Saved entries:
========================================
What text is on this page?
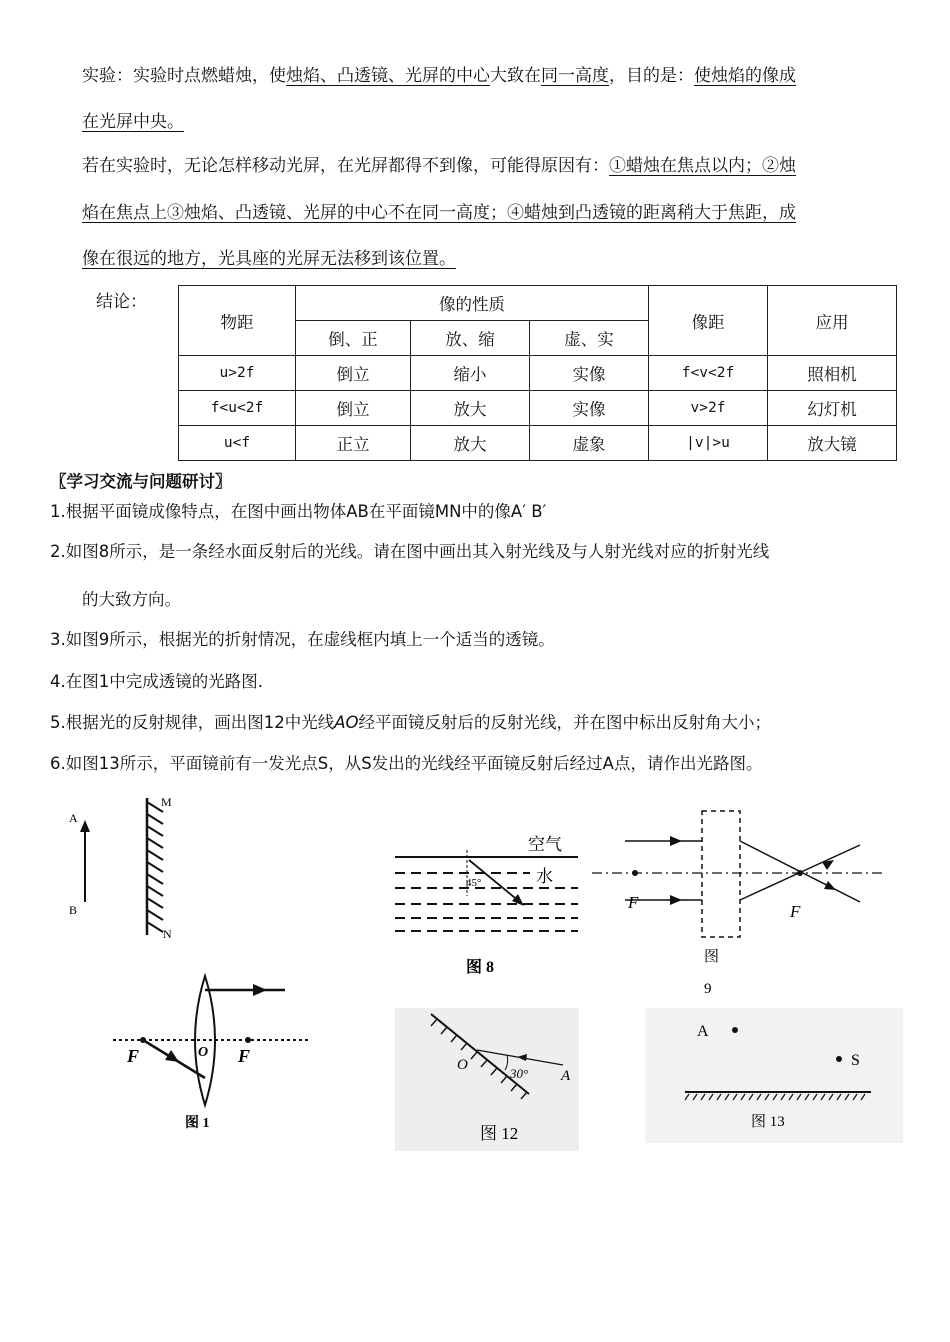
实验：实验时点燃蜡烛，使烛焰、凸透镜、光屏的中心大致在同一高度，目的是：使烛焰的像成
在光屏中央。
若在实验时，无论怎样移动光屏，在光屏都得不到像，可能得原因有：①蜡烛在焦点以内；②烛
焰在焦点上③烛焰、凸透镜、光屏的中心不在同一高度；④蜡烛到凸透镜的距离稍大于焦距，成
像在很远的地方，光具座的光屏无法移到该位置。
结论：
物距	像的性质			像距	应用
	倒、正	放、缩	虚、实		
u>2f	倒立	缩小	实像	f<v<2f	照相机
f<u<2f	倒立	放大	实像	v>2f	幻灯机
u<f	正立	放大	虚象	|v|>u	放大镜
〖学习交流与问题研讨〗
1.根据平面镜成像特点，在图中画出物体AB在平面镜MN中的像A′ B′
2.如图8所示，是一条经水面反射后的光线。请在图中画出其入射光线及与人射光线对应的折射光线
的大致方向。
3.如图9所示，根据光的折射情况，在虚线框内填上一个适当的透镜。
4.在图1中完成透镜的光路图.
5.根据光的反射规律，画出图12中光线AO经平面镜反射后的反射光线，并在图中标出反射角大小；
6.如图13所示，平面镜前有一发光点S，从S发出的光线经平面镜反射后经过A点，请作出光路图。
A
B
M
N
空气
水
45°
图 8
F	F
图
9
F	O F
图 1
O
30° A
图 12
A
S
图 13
========================================
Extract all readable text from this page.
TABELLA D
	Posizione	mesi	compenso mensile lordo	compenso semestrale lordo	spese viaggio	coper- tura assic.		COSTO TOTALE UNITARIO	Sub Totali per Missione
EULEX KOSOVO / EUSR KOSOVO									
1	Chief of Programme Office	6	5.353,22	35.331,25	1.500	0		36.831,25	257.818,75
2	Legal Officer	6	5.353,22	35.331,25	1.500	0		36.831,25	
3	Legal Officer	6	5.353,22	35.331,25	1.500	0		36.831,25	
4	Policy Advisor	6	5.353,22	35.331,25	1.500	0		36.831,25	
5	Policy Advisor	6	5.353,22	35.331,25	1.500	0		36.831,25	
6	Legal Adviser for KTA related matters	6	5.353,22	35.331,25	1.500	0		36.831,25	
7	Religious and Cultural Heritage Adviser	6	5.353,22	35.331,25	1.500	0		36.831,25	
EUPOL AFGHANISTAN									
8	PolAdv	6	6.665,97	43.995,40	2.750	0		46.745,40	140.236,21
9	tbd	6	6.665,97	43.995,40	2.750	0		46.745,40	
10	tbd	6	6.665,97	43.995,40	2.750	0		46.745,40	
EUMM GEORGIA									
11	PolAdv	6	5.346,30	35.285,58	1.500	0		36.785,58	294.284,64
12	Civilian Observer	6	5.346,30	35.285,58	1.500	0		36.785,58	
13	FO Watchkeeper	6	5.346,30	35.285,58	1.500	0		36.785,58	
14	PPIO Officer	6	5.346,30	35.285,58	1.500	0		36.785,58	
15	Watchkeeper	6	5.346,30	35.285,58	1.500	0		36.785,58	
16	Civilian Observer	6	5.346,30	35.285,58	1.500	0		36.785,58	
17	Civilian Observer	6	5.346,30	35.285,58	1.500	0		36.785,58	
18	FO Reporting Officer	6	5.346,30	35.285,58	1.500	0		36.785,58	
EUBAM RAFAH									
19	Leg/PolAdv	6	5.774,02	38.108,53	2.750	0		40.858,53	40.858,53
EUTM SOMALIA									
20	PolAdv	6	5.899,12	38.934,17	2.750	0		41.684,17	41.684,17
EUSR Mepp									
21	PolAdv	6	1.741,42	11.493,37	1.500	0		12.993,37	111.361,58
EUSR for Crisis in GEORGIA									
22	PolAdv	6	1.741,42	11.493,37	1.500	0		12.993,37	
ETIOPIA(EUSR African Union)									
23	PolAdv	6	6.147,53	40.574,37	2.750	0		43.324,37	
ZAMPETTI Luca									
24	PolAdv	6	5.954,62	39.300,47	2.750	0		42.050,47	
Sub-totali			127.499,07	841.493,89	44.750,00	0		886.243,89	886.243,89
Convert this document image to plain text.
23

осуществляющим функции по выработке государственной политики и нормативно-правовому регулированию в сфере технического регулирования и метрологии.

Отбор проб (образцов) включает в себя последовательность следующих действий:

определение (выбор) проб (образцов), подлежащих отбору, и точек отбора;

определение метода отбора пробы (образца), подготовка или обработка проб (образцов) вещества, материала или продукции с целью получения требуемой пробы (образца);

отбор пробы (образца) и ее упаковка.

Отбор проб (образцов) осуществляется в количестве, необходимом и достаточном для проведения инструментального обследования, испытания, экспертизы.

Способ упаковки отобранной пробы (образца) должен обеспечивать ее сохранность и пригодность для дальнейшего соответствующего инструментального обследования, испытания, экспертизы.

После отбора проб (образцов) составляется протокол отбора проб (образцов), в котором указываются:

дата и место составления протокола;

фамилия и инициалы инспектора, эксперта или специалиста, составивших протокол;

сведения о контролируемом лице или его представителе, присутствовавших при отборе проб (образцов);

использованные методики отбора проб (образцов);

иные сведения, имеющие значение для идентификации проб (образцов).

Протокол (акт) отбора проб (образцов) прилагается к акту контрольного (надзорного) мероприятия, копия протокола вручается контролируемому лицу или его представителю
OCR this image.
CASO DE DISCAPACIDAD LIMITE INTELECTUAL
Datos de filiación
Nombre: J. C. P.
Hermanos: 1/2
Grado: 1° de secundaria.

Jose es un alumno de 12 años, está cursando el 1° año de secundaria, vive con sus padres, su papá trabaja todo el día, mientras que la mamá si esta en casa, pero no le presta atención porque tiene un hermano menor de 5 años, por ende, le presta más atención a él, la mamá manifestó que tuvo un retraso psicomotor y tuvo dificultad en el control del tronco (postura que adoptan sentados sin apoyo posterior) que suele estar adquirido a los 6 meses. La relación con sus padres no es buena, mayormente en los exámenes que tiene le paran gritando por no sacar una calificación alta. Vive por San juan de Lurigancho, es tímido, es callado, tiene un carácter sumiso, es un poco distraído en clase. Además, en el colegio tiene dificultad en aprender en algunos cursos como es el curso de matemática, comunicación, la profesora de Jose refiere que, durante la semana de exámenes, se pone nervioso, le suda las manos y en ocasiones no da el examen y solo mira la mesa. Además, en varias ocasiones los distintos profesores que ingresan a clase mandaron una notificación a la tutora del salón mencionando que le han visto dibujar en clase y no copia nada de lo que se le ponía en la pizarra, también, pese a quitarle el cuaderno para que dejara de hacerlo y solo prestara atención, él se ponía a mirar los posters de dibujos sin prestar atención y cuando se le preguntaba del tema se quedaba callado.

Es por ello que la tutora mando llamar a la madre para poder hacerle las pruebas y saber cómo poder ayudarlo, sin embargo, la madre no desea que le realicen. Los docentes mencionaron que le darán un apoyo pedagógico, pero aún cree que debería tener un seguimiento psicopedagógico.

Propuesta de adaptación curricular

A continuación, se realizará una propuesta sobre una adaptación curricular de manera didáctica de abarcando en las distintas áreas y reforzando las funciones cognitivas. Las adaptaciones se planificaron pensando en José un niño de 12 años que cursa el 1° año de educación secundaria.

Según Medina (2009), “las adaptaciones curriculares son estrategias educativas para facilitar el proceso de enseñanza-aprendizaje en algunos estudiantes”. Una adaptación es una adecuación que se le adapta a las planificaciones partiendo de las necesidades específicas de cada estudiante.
========================================
» Instruction: Determine the number of lines in the listing that hold the word "GEORGIA", and supply that number and nothing further.

» Exercise result: 2